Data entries

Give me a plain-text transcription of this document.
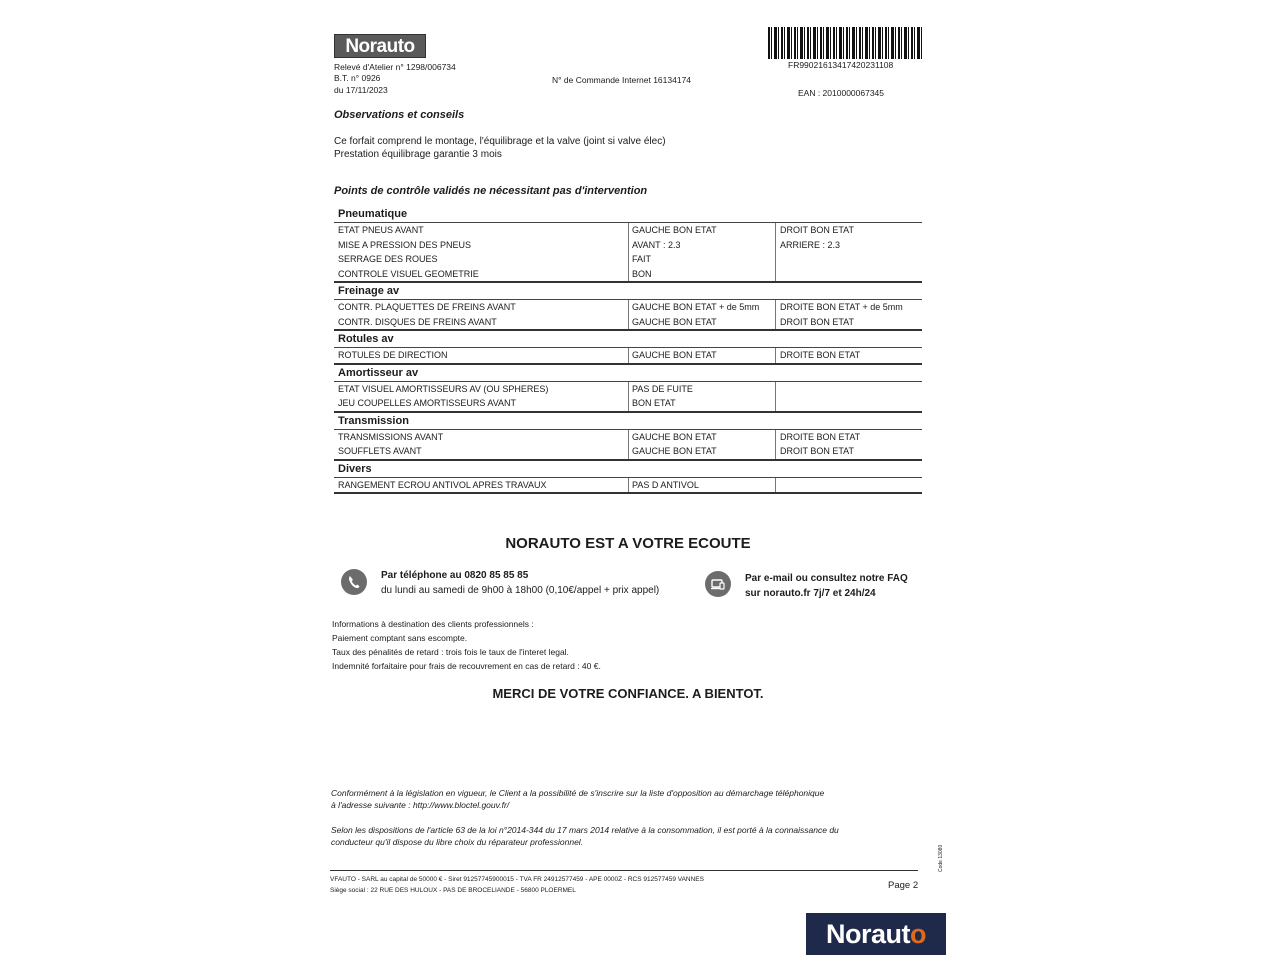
Norauto
Relevé d'Atelier n° 1298/006734
B.T. n° 0926
du 17/11/2023
N° de Commande Internet 16134174
FR99021613417420231108
EAN : 2010000067345
Observations et conseils
Ce forfait comprend le montage, l'équilibrage et la valve (joint si valve élec)
Prestation équilibrage garantie 3 mois
Points de contrôle validés ne nécessitant pas d'intervention
Pneumatique
ETAT PNEUS AVANT	GAUCHE BON ETAT	DROIT BON ETAT
MISE A PRESSION DES PNEUS	AVANT : 2.3	ARRIERE : 2.3
SERRAGE DES ROUES	FAIT
CONTROLE VISUEL GEOMETRIE	BON
Freinage av
CONTR. PLAQUETTES DE FREINS AVANT	GAUCHE BON ETAT + de 5mm	DROITE BON ETAT + de 5mm
CONTR. DISQUES DE FREINS AVANT	GAUCHE BON ETAT	DROIT BON ETAT
Rotules av
ROTULES DE DIRECTION	GAUCHE BON ETAT	DROITE BON ETAT
Amortisseur av
ETAT VISUEL AMORTISSEURS AV (OU SPHERES)	PAS DE FUITE
JEU COUPELLES AMORTISSEURS AVANT	BON ETAT
Transmission
TRANSMISSIONS AVANT	GAUCHE BON ETAT	DROITE BON ETAT
SOUFFLETS AVANT	GAUCHE BON ETAT	DROIT BON ETAT
Divers
RANGEMENT ECROU ANTIVOL APRES TRAVAUX	PAS D ANTIVOL
NORAUTO EST A VOTRE ECOUTE
Par téléphone au 0820 85 85 85
du lundi au samedi de 9h00 à 18h00 (0,10€/appel + prix appel)
Par e-mail ou consultez notre FAQ
sur norauto.fr 7j/7 et 24h/24
Informations à destination des clients professionnels :
Paiement comptant sans escompte.
Taux des pénalités de retard : trois fois le taux de l'interet legal.
Indemnité forfaitaire pour frais de recouvrement en cas de retard : 40 €.
MERCI DE VOTRE CONFIANCE. A BIENTOT.
Conformément à la législation en vigueur, le Client a la possibilité de s'inscrire sur la liste d'opposition au démarchage téléphonique
à l'adresse suivante : http://www.bloctel.gouv.fr/
Selon les dispositions de l'article 63 de la loi n°2014-344 du 17 mars 2014 relative à la consommation, il est porté à la connaissance du
conducteur qu'il dispose du libre choix du réparateur professionnel.
VFAUTO - SARL au capital de 50000 € - Siret 91257745900015 - TVA FR 24912577459 - APE 0000Z - RCS 912577459 VANNES
Siège social : 22 RUE DES HULOUX - PAS DE BROCELIANDE - 56800 PLOERMEL	Page 2
Code 13080
Norauto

WHAT IS NEEDED → Return to the listing above and set it down exactly, leaving out its pictures.

ANSWER FOR THE TASK →
Give me a plain-text transcription of this document.
Norauto
Relevé d'Atelier n° 1298/006734
B.T. n° 0926
du 17/11/2023
N° de Commande Internet 16134174
FR99021613417420231108
EAN : 2010000067345
Observations et conseils
Ce forfait comprend le montage, l'équilibrage et la valve (joint si valve élec)
Prestation équilibrage garantie 3 mois
Points de contrôle validés ne nécessitant pas d'intervention
Pneumatique
ETAT PNEUS AVANT	GAUCHE BON ETAT	DROIT BON ETAT
MISE A PRESSION DES PNEUS	AVANT : 2.3	ARRIERE : 2.3
SERRAGE DES ROUES	FAIT
CONTROLE VISUEL GEOMETRIE	BON
Freinage av
CONTR. PLAQUETTES DE FREINS AVANT	GAUCHE BON ETAT + de 5mm	DROITE BON ETAT + de 5mm
CONTR. DISQUES DE FREINS AVANT	GAUCHE BON ETAT	DROIT BON ETAT
Rotules av
ROTULES DE DIRECTION	GAUCHE BON ETAT	DROITE BON ETAT
Amortisseur av
ETAT VISUEL AMORTISSEURS AV (OU SPHERES)	PAS DE FUITE
JEU COUPELLES AMORTISSEURS AVANT	BON ETAT
Transmission
TRANSMISSIONS AVANT	GAUCHE BON ETAT	DROITE BON ETAT
SOUFFLETS AVANT	GAUCHE BON ETAT	DROIT BON ETAT
Divers
RANGEMENT ECROU ANTIVOL APRES TRAVAUX	PAS D ANTIVOL
NORAUTO EST A VOTRE ECOUTE
Par téléphone au 0820 85 85 85
du lundi au samedi de 9h00 à 18h00 (0,10€/appel + prix appel)
Par e-mail ou consultez notre FAQ
sur norauto.fr 7j/7 et 24h/24
Informations à destination des clients professionnels :
Paiement comptant sans escompte.
Taux des pénalités de retard : trois fois le taux de l'interet legal.
Indemnité forfaitaire pour frais de recouvrement en cas de retard : 40 €.
MERCI DE VOTRE CONFIANCE. A BIENTOT.
Conformément à la législation en vigueur, le Client a la possibilité de s'inscrire sur la liste d'opposition au démarchage téléphonique
à l'adresse suivante : http://www.bloctel.gouv.fr/
Selon les dispositions de l'article 63 de la loi n°2014-344 du 17 mars 2014 relative à la consommation, il est porté à la connaissance du
conducteur qu'il dispose du libre choix du réparateur professionnel.
VFAUTO - SARL au capital de 50000 € - Siret 91257745900015 - TVA FR 24912577459 - APE 0000Z - RCS 912577459 VANNES
Siège social : 22 RUE DES HULOUX - PAS DE BROCELIANDE - 56800 PLOERMEL	Page 2
Code 13080
Norauto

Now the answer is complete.